## START

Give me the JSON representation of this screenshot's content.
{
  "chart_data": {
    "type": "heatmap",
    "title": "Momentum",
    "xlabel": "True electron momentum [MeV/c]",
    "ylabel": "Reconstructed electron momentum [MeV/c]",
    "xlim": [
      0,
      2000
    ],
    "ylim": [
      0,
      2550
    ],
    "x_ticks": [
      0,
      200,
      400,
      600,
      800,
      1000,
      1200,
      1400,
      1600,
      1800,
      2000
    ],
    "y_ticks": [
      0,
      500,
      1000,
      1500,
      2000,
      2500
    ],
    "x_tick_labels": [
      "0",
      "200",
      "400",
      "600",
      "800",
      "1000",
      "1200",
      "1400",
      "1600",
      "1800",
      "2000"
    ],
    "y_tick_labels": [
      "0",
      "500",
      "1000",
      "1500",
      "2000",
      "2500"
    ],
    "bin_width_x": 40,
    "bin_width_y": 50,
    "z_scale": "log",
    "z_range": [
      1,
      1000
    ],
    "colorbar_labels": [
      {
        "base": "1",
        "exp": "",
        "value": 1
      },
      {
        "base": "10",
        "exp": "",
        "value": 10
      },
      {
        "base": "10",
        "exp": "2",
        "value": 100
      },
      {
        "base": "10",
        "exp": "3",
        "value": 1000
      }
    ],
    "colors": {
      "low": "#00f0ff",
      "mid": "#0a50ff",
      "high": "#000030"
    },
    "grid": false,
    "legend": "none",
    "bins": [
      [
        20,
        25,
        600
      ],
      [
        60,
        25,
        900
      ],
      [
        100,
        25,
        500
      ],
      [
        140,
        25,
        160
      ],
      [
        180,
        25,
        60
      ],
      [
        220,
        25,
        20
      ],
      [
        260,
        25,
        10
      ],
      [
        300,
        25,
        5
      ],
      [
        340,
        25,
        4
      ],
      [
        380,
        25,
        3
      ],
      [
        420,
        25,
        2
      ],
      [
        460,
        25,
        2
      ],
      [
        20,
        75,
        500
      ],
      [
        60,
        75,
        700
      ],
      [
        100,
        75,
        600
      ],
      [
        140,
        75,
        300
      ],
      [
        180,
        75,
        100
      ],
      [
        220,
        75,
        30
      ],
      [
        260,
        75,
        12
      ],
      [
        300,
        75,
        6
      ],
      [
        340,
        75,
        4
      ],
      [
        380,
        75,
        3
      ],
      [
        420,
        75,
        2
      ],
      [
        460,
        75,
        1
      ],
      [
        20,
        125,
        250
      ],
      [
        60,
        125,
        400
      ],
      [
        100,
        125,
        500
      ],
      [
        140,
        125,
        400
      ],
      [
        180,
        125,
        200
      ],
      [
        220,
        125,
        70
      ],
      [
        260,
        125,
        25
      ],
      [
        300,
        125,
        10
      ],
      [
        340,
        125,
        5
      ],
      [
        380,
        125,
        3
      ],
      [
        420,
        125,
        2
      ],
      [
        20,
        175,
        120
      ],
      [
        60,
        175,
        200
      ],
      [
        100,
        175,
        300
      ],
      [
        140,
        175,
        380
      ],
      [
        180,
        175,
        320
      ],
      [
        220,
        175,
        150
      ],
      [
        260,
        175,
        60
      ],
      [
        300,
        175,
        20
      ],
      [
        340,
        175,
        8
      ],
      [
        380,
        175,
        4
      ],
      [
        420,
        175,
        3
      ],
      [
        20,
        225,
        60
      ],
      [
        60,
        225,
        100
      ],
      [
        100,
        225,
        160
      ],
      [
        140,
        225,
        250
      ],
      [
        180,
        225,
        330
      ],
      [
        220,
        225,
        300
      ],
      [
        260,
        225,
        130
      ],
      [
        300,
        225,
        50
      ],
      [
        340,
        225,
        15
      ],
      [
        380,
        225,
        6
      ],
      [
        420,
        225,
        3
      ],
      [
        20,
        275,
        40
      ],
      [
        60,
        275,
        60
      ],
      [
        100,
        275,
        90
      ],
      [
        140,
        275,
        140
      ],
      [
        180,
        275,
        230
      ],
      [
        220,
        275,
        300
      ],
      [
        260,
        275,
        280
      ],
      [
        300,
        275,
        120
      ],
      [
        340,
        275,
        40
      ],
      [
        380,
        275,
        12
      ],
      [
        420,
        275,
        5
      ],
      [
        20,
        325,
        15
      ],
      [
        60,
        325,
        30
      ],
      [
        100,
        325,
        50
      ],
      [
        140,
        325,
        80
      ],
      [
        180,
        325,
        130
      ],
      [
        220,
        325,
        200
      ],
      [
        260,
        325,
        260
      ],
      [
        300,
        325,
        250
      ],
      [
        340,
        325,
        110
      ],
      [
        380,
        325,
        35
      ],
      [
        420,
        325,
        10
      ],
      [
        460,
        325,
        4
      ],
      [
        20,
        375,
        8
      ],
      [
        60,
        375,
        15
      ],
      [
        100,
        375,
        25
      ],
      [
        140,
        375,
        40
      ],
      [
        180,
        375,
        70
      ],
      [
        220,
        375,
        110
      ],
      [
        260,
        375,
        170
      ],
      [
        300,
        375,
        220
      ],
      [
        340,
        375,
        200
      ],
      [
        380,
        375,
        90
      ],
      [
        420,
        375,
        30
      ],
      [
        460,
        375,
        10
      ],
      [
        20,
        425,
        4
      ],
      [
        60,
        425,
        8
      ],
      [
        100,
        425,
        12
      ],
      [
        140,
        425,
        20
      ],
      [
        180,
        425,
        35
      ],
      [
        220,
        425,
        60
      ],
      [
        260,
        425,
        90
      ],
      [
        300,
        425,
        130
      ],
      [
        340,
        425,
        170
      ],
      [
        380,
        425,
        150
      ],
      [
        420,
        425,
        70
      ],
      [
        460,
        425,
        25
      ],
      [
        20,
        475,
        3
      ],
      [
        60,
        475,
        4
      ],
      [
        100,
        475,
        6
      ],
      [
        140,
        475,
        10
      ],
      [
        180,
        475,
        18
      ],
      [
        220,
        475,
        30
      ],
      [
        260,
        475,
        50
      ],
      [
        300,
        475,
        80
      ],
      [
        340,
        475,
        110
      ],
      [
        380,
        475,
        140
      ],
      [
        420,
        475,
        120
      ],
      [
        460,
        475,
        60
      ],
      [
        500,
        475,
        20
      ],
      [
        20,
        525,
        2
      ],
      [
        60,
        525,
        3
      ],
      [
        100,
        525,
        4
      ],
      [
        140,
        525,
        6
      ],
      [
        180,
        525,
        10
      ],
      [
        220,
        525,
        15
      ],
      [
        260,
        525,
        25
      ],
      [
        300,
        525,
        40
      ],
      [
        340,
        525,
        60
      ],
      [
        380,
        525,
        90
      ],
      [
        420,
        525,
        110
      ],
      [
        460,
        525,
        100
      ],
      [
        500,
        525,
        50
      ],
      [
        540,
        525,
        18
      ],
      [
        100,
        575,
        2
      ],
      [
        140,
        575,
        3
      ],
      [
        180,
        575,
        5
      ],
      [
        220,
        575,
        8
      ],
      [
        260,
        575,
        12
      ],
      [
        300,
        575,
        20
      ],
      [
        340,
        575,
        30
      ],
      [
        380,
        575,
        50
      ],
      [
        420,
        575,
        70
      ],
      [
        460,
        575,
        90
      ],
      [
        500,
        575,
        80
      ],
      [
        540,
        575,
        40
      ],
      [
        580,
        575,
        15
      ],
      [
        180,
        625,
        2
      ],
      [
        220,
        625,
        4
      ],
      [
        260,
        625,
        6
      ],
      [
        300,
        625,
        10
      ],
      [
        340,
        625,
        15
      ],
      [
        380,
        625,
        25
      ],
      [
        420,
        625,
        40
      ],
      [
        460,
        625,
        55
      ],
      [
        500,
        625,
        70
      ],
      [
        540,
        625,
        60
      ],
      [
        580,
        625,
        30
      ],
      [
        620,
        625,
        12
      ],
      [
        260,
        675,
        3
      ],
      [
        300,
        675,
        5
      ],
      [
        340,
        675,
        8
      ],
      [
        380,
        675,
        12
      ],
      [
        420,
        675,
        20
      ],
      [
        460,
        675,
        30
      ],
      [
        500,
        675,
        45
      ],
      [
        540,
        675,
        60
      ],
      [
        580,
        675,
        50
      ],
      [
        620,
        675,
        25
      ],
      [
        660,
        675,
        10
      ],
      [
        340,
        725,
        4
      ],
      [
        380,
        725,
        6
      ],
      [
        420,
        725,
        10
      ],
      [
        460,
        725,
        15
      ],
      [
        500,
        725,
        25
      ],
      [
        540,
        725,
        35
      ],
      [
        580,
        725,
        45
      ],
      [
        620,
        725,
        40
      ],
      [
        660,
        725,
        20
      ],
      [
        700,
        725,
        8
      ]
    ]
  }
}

## END

→ **TASK OBJECTIVE**: Report how many lines in this data include the string "value", and nothing else.

→ **RESULT OF THIS EXERCISE**: 4